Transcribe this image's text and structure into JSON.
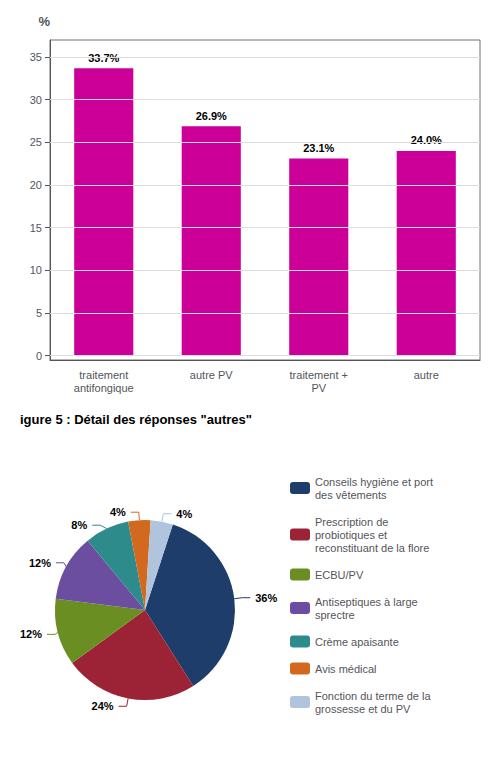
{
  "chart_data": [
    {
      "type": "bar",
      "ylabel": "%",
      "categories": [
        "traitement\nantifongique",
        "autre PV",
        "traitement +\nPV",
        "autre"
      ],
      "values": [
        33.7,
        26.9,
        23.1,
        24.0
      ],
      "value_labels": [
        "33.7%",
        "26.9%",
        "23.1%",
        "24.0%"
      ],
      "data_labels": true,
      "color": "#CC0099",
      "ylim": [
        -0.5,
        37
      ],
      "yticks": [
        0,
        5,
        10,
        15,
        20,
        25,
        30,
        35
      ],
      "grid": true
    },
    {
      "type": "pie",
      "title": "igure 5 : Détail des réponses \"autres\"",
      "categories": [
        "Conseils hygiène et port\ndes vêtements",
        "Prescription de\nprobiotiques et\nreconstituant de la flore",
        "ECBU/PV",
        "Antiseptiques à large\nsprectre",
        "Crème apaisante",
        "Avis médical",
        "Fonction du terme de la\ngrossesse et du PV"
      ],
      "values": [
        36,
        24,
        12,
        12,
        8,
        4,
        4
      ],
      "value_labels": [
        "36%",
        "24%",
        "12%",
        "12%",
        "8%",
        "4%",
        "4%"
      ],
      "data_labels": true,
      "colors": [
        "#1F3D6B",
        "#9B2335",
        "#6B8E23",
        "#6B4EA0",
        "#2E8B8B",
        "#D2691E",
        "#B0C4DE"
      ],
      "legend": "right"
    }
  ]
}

* * * *

JOB
Omit pictures; set down the rest of the material word for word.

EXERCISE ANSWER
Transcribe this image's text and structure into JSON.
{
  "chart_data": [
    {
      "type": "bar",
      "ylabel": "%",
      "categories": [
        "traitement\nantifongique",
        "autre PV",
        "traitement +\nPV",
        "autre"
      ],
      "values": [
        33.7,
        26.9,
        23.1,
        24.0
      ],
      "value_labels": [
        "33.7%",
        "26.9%",
        "23.1%",
        "24.0%"
      ],
      "data_labels": true,
      "color": "#CC0099",
      "ylim": [
        -0.5,
        37
      ],
      "yticks": [
        0,
        5,
        10,
        15,
        20,
        25,
        30,
        35
      ],
      "grid": true
    },
    {
      "type": "pie",
      "title": "igure 5 : Détail des réponses \"autres\"",
      "categories": [
        "Conseils hygiène et port\ndes vêtements",
        "Prescription de\nprobiotiques et\nreconstituant de la flore",
        "ECBU/PV",
        "Antiseptiques à large\nsprectre",
        "Crème apaisante",
        "Avis médical",
        "Fonction du terme de la\ngrossesse et du PV"
      ],
      "values": [
        36,
        24,
        12,
        12,
        8,
        4,
        4
      ],
      "value_labels": [
        "36%",
        "24%",
        "12%",
        "12%",
        "8%",
        "4%",
        "4%"
      ],
      "data_labels": true,
      "colors": [
        "#1F3D6B",
        "#9B2335",
        "#6B8E23",
        "#6B4EA0",
        "#2E8B8B",
        "#D2691E",
        "#B0C4DE"
      ],
      "legend": "right"
    }
  ]
}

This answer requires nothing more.